Task requirements: Without the images, print all the entries below exactly as given.

Given data:
════════════════
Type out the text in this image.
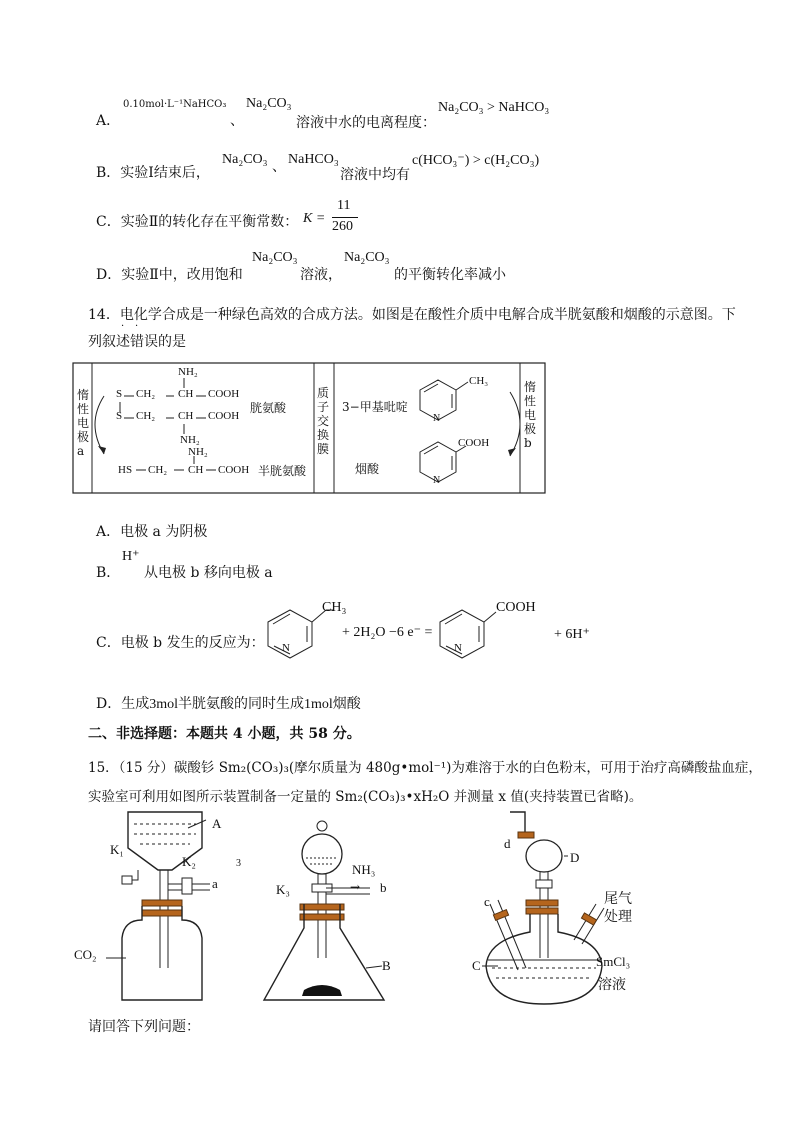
A．
0.10mol·L⁻¹NaHCO₃
、
Na₂CO₃
溶液中水的电离程度：
Na₂CO₃ > NaHCO₃
B．实验Ⅰ结束后，
Na₂CO₃ 、 NaHCO₃
溶液中均有
c(HCO₃⁻) > c(H₂CO₃)
C．实验Ⅱ的转化存在平衡常数： K =
11
260
D．实验Ⅱ中，改用饱和
Na₂CO₃
溶液，
Na₂CO₃
的平衡转化率减小
14．电化学合成是一种绿色高效的合成方法。如图是在酸性介质中电解合成半胱氨酸和烟酸的示意图。下
列叙述错误的是
· ·
惰性电极a
惰性电极b
质子交换膜
NH₂
S CH₂ CH COOH
胱氨酸
S CH₂ CH COOH
NH₂
NH₂
HS CH₂ CH COOH 半胱氨酸
3−甲基吡啶
CH₃
N
烟酸
COOH
N
A．电极 a 为阴极
B．
H⁺
从电极 b 移向电极 a
C．电极 b 发生的反应为：
CH₃
N
+ 2H₂O −6 e⁻ =
COOH
N
+ 6H⁺
D．生成3mol半胱氨酸的同时生成1mol烟酸
二、非选择题：本题共 4 小题，共 58 分。
15．（15 分）碳酸钐 Sm₂(CO₃)₃(摩尔质量为 480g•mol⁻¹)为难溶于水的白色粉末，可用于治疗高磷酸盐血症，
实验室可利用如图所示装置制备一定量的 Sm₂(CO₃)₃•xH₂O 并测量 x 值(夹持装置已省略)。
A
K₁
K₂	3
a
CO₂
K₃
NH₃
→ b
B
d
D
c	尾气
处理
C	SmCl₃
溶液
请回答下列问题：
════════════════
Task solution:
Type out the text in this image.
A．
0.10mol·L⁻¹NaHCO₃
、
Na₂CO₃
溶液中水的电离程度：
Na₂CO₃ > NaHCO₃
B．实验Ⅰ结束后，
Na₂CO₃ 、 NaHCO₃
溶液中均有
c(HCO₃⁻) > c(H₂CO₃)
C．实验Ⅱ的转化存在平衡常数： K =
11
260
D．实验Ⅱ中，改用饱和
Na₂CO₃
溶液，
Na₂CO₃
的平衡转化率减小
14．电化学合成是一种绿色高效的合成方法。如图是在酸性介质中电解合成半胱氨酸和烟酸的示意图。下
列叙述错误的是
· ·
惰性电极a
惰性电极b
质子交换膜
NH₂
S CH₂ CH COOH
胱氨酸
S CH₂ CH COOH
NH₂
NH₂
HS CH₂ CH COOH 半胱氨酸
3−甲基吡啶
CH₃
N
烟酸
COOH
N
A．电极 a 为阴极
B．
H⁺
从电极 b 移向电极 a
C．电极 b 发生的反应为：
CH₃
N
+ 2H₂O −6 e⁻ =
COOH
N
+ 6H⁺
D．生成3mol半胱氨酸的同时生成1mol烟酸
二、非选择题：本题共 4 小题，共 58 分。
15．（15 分）碳酸钐 Sm₂(CO₃)₃(摩尔质量为 480g•mol⁻¹)为难溶于水的白色粉末，可用于治疗高磷酸盐血症，
实验室可利用如图所示装置制备一定量的 Sm₂(CO₃)₃•xH₂O 并测量 x 值(夹持装置已省略)。
A
K₁
K₂	3
a
CO₂
K₃
NH₃
→ b
B
d
D
c	尾气
处理
C	SmCl₃
溶液
请回答下列问题：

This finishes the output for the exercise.